Work out the number of lines containing "value". Answer with nothing but that number.

□ □ □

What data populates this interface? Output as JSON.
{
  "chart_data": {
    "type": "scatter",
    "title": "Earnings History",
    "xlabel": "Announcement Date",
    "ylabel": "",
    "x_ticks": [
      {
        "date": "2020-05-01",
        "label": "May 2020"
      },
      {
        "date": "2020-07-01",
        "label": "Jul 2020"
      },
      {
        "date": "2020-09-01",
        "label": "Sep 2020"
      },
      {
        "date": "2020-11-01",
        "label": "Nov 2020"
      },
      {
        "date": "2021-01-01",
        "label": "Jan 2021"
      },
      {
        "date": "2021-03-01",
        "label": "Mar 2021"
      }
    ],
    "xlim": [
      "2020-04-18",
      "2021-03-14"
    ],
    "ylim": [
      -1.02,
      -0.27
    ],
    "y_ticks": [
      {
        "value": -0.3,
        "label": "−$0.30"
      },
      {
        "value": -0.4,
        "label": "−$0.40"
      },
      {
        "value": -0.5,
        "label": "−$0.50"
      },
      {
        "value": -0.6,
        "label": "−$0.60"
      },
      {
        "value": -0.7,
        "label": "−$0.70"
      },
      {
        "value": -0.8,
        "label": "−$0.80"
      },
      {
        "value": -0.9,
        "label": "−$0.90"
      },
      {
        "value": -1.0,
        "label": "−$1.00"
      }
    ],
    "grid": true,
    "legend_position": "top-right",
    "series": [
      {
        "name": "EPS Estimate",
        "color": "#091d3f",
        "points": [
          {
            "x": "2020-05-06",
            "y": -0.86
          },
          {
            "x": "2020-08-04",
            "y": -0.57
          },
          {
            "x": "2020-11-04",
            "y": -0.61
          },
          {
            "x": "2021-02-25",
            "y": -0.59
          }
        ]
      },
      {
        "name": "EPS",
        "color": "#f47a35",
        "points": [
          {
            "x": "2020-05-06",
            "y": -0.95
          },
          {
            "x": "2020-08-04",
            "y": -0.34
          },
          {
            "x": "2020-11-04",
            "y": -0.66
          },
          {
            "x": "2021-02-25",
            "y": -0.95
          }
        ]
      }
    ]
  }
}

□ □ □

[RESPONSE FOR THIS EXERCISE]: 8